● Recorded data
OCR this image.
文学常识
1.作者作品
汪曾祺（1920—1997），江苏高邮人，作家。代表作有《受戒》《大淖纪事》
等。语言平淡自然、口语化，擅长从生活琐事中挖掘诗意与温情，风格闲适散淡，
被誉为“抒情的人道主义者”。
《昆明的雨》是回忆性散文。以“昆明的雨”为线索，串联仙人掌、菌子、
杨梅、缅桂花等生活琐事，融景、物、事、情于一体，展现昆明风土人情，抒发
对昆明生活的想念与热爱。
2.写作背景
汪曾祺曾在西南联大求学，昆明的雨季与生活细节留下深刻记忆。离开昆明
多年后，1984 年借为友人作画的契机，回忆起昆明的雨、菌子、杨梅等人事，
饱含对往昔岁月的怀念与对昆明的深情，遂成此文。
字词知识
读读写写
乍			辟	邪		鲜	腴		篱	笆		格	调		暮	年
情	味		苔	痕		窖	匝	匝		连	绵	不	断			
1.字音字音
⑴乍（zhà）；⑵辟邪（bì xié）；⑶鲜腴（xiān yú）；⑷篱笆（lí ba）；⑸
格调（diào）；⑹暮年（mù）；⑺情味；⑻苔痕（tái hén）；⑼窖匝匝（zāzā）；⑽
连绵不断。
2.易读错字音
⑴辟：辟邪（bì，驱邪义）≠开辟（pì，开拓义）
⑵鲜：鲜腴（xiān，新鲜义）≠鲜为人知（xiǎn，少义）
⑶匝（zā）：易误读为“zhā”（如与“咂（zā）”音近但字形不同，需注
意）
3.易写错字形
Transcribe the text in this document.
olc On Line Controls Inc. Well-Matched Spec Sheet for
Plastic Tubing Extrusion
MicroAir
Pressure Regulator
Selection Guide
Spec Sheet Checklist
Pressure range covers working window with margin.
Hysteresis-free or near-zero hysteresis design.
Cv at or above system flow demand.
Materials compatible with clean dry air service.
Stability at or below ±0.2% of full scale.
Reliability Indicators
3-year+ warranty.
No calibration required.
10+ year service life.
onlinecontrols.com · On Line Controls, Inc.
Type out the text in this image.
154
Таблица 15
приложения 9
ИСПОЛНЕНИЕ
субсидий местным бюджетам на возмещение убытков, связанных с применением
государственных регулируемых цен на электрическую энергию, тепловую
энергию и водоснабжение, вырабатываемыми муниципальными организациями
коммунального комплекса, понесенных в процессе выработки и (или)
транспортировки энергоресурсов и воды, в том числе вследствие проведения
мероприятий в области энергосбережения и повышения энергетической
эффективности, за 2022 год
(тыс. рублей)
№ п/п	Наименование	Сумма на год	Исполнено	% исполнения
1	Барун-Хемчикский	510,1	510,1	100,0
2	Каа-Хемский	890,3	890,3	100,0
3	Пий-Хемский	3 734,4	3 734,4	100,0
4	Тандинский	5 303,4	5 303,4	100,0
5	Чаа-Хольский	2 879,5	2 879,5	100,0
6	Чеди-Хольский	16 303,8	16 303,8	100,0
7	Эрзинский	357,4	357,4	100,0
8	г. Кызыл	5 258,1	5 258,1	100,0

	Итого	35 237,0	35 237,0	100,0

● TASK REQUIREMENTS
Reproduce the material above exactly; please quote every line of it.

● EXERCISE OUTPUT
OCR this image.
文学常识
1.作者作品
汪曾祺（1920—1997），江苏高邮人，作家。代表作有《受戒》《大淖纪事》
等。语言平淡自然、口语化，擅长从生活琐事中挖掘诗意与温情，风格闲适散淡，
被誉为“抒情的人道主义者”。
《昆明的雨》是回忆性散文。以“昆明的雨”为线索，串联仙人掌、菌子、
杨梅、缅桂花等生活琐事，融景、物、事、情于一体，展现昆明风土人情，抒发
对昆明生活的想念与热爱。
2.写作背景
汪曾祺曾在西南联大求学，昆明的雨季与生活细节留下深刻记忆。离开昆明
多年后，1984 年借为友人作画的契机，回忆起昆明的雨、菌子、杨梅等人事，
饱含对往昔岁月的怀念与对昆明的深情，遂成此文。
字词知识
读读写写
乍			辟	邪		鲜	腴		篱	笆		格	调		暮	年
情	味		苔	痕		窖	匝	匝		连	绵	不	断			
1.字音字音
⑴乍（zhà）；⑵辟邪（bì xié）；⑶鲜腴（xiān yú）；⑷篱笆（lí ba）；⑸
格调（diào）；⑹暮年（mù）；⑺情味；⑻苔痕（tái hén）；⑼窖匝匝（zāzā）；⑽
连绵不断。
2.易读错字音
⑴辟：辟邪（bì，驱邪义）≠开辟（pì，开拓义）
⑵鲜：鲜腴（xiān，新鲜义）≠鲜为人知（xiǎn，少义）
⑶匝（zā）：易误读为“zhā”（如与“咂（zā）”音近但字形不同，需注
意）
3.易写错字形
Transcribe the text in this document.
olc On Line Controls Inc. Well-Matched Spec Sheet for
Plastic Tubing Extrusion
MicroAir
Pressure Regulator
Selection Guide
Spec Sheet Checklist
Pressure range covers working window with margin.
Hysteresis-free or near-zero hysteresis design.
Cv at or above system flow demand.
Materials compatible with clean dry air service.
Stability at or below ±0.2% of full scale.
Reliability Indicators
3-year+ warranty.
No calibration required.
10+ year service life.
onlinecontrols.com · On Line Controls, Inc.
Type out the text in this image.
154
Таблица 15
приложения 9
ИСПОЛНЕНИЕ
субсидий местным бюджетам на возмещение убытков, связанных с применением
государственных регулируемых цен на электрическую энергию, тепловую
энергию и водоснабжение, вырабатываемыми муниципальными организациями
коммунального комплекса, понесенных в процессе выработки и (или)
транспортировки энергоресурсов и воды, в том числе вследствие проведения
мероприятий в области энергосбережения и повышения энергетической
эффективности, за 2022 год
(тыс. рублей)
№ п/п	Наименование	Сумма на год	Исполнено	% исполнения
1	Барун-Хемчикский	510,1	510,1	100,0
2	Каа-Хемский	890,3	890,3	100,0
3	Пий-Хемский	3 734,4	3 734,4	100,0
4	Тандинский	5 303,4	5 303,4	100,0
5	Чаа-Хольский	2 879,5	2 879,5	100,0
6	Чеди-Хольский	16 303,8	16 303,8	100,0
7	Эрзинский	357,4	357,4	100,0
8	г. Кызыл	5 258,1	5 258,1	100,0

	Итого	35 237,0	35 237,0	100,0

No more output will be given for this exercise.